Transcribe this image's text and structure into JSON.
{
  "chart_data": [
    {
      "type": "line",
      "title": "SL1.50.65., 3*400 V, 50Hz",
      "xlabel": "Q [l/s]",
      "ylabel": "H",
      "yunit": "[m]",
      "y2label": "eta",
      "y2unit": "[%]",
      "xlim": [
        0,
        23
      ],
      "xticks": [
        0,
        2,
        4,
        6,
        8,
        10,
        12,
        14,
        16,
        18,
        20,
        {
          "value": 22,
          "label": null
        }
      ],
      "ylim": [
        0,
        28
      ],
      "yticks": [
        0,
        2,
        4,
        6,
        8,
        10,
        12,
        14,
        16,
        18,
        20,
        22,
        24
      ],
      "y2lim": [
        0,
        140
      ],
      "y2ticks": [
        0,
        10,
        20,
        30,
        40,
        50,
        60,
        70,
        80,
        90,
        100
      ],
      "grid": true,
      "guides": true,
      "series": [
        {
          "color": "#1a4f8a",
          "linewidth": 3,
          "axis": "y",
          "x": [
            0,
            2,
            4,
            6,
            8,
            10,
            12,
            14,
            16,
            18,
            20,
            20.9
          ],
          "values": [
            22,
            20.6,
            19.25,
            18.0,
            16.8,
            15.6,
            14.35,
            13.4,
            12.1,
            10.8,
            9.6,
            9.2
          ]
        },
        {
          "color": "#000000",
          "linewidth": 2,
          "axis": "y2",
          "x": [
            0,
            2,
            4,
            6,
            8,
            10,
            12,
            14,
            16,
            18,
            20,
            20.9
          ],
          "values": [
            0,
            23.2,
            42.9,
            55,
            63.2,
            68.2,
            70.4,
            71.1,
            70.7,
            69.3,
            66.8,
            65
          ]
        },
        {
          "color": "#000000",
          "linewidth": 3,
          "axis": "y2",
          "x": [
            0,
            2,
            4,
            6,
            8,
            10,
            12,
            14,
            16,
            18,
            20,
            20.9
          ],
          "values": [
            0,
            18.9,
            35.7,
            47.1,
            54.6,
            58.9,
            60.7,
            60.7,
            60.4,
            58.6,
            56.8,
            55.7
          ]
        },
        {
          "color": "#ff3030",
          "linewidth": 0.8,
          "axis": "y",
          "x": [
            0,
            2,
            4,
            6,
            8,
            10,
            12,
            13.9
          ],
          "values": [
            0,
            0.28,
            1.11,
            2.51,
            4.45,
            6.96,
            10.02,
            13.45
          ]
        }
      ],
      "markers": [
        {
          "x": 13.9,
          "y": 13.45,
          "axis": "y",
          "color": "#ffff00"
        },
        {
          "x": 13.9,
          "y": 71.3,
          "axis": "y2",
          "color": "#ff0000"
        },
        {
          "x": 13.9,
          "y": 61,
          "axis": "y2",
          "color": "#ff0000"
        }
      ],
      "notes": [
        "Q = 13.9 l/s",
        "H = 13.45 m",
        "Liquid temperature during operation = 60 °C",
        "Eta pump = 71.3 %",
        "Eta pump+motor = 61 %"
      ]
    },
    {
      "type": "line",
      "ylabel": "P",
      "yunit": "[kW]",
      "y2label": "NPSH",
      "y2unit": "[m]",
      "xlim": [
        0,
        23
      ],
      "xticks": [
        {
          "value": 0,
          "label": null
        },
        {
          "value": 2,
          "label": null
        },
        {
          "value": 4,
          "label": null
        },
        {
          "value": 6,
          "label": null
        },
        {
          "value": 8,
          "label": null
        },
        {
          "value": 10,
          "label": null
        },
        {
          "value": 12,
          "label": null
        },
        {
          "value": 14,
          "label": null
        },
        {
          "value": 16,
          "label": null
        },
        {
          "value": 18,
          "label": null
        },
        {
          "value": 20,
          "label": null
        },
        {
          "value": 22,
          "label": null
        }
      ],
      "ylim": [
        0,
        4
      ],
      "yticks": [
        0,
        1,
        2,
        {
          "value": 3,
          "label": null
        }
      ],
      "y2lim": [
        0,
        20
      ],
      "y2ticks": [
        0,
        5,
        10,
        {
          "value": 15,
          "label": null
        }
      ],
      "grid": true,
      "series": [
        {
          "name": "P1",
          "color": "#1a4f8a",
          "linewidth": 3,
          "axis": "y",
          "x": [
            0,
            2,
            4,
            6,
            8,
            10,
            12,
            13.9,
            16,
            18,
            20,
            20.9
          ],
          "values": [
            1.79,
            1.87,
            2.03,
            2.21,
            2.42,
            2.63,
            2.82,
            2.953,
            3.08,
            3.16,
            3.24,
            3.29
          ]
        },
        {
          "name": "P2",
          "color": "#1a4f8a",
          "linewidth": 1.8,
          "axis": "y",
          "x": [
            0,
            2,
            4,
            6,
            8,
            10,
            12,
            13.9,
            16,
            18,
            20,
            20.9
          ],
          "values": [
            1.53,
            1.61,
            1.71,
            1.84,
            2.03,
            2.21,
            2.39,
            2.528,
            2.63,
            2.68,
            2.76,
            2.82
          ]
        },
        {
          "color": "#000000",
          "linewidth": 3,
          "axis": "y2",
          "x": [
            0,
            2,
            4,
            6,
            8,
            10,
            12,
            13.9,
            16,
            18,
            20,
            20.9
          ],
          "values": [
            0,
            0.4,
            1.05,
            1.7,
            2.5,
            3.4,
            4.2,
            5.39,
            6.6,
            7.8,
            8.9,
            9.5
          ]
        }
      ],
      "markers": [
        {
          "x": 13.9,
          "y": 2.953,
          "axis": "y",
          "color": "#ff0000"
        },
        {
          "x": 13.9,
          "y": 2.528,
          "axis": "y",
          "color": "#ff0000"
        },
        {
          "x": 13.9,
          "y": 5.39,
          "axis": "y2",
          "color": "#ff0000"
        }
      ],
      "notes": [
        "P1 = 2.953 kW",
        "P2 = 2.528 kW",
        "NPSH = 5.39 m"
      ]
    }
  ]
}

+++++

→ TASK INSTRUCTIONS: Write out each line of the data above again, exactly as given.

→ TASK OUTPUT:
Transcribe this image's text and structure into JSON.
{
  "chart_data": [
    {
      "type": "line",
      "title": "SL1.50.65., 3*400 V, 50Hz",
      "xlabel": "Q [l/s]",
      "ylabel": "H",
      "yunit": "[m]",
      "y2label": "eta",
      "y2unit": "[%]",
      "xlim": [
        0,
        23
      ],
      "xticks": [
        0,
        2,
        4,
        6,
        8,
        10,
        12,
        14,
        16,
        18,
        20,
        {
          "value": 22,
          "label": null
        }
      ],
      "ylim": [
        0,
        28
      ],
      "yticks": [
        0,
        2,
        4,
        6,
        8,
        10,
        12,
        14,
        16,
        18,
        20,
        22,
        24
      ],
      "y2lim": [
        0,
        140
      ],
      "y2ticks": [
        0,
        10,
        20,
        30,
        40,
        50,
        60,
        70,
        80,
        90,
        100
      ],
      "grid": true,
      "guides": true,
      "series": [
        {
          "color": "#1a4f8a",
          "linewidth": 3,
          "axis": "y",
          "x": [
            0,
            2,
            4,
            6,
            8,
            10,
            12,
            14,
            16,
            18,
            20,
            20.9
          ],
          "values": [
            22,
            20.6,
            19.25,
            18.0,
            16.8,
            15.6,
            14.35,
            13.4,
            12.1,
            10.8,
            9.6,
            9.2
          ]
        },
        {
          "color": "#000000",
          "linewidth": 2,
          "axis": "y2",
          "x": [
            0,
            2,
            4,
            6,
            8,
            10,
            12,
            14,
            16,
            18,
            20,
            20.9
          ],
          "values": [
            0,
            23.2,
            42.9,
            55,
            63.2,
            68.2,
            70.4,
            71.1,
            70.7,
            69.3,
            66.8,
            65
          ]
        },
        {
          "color": "#000000",
          "linewidth": 3,
          "axis": "y2",
          "x": [
            0,
            2,
            4,
            6,
            8,
            10,
            12,
            14,
            16,
            18,
            20,
            20.9
          ],
          "values": [
            0,
            18.9,
            35.7,
            47.1,
            54.6,
            58.9,
            60.7,
            60.7,
            60.4,
            58.6,
            56.8,
            55.7
          ]
        },
        {
          "color": "#ff3030",
          "linewidth": 0.8,
          "axis": "y",
          "x": [
            0,
            2,
            4,
            6,
            8,
            10,
            12,
            13.9
          ],
          "values": [
            0,
            0.28,
            1.11,
            2.51,
            4.45,
            6.96,
            10.02,
            13.45
          ]
        }
      ],
      "markers": [
        {
          "x": 13.9,
          "y": 13.45,
          "axis": "y",
          "color": "#ffff00"
        },
        {
          "x": 13.9,
          "y": 71.3,
          "axis": "y2",
          "color": "#ff0000"
        },
        {
          "x": 13.9,
          "y": 61,
          "axis": "y2",
          "color": "#ff0000"
        }
      ],
      "notes": [
        "Q = 13.9 l/s",
        "H = 13.45 m",
        "Liquid temperature during operation = 60 °C",
        "Eta pump = 71.3 %",
        "Eta pump+motor = 61 %"
      ]
    },
    {
      "type": "line",
      "ylabel": "P",
      "yunit": "[kW]",
      "y2label": "NPSH",
      "y2unit": "[m]",
      "xlim": [
        0,
        23
      ],
      "xticks": [
        {
          "value": 0,
          "label": null
        },
        {
          "value": 2,
          "label": null
        },
        {
          "value": 4,
          "label": null
        },
        {
          "value": 6,
          "label": null
        },
        {
          "value": 8,
          "label": null
        },
        {
          "value": 10,
          "label": null
        },
        {
          "value": 12,
          "label": null
        },
        {
          "value": 14,
          "label": null
        },
        {
          "value": 16,
          "label": null
        },
        {
          "value": 18,
          "label": null
        },
        {
          "value": 20,
          "label": null
        },
        {
          "value": 22,
          "label": null
        }
      ],
      "ylim": [
        0,
        4
      ],
      "yticks": [
        0,
        1,
        2,
        {
          "value": 3,
          "label": null
        }
      ],
      "y2lim": [
        0,
        20
      ],
      "y2ticks": [
        0,
        5,
        10,
        {
          "value": 15,
          "label": null
        }
      ],
      "grid": true,
      "series": [
        {
          "name": "P1",
          "color": "#1a4f8a",
          "linewidth": 3,
          "axis": "y",
          "x": [
            0,
            2,
            4,
            6,
            8,
            10,
            12,
            13.9,
            16,
            18,
            20,
            20.9
          ],
          "values": [
            1.79,
            1.87,
            2.03,
            2.21,
            2.42,
            2.63,
            2.82,
            2.953,
            3.08,
            3.16,
            3.24,
            3.29
          ]
        },
        {
          "name": "P2",
          "color": "#1a4f8a",
          "linewidth": 1.8,
          "axis": "y",
          "x": [
            0,
            2,
            4,
            6,
            8,
            10,
            12,
            13.9,
            16,
            18,
            20,
            20.9
          ],
          "values": [
            1.53,
            1.61,
            1.71,
            1.84,
            2.03,
            2.21,
            2.39,
            2.528,
            2.63,
            2.68,
            2.76,
            2.82
          ]
        },
        {
          "color": "#000000",
          "linewidth": 3,
          "axis": "y2",
          "x": [
            0,
            2,
            4,
            6,
            8,
            10,
            12,
            13.9,
            16,
            18,
            20,
            20.9
          ],
          "values": [
            0,
            0.4,
            1.05,
            1.7,
            2.5,
            3.4,
            4.2,
            5.39,
            6.6,
            7.8,
            8.9,
            9.5
          ]
        }
      ],
      "markers": [
        {
          "x": 13.9,
          "y": 2.953,
          "axis": "y",
          "color": "#ff0000"
        },
        {
          "x": 13.9,
          "y": 2.528,
          "axis": "y",
          "color": "#ff0000"
        },
        {
          "x": 13.9,
          "y": 5.39,
          "axis": "y2",
          "color": "#ff0000"
        }
      ],
      "notes": [
        "P1 = 2.953 kW",
        "P2 = 2.528 kW",
        "NPSH = 5.39 m"
      ]
    }
  ]
}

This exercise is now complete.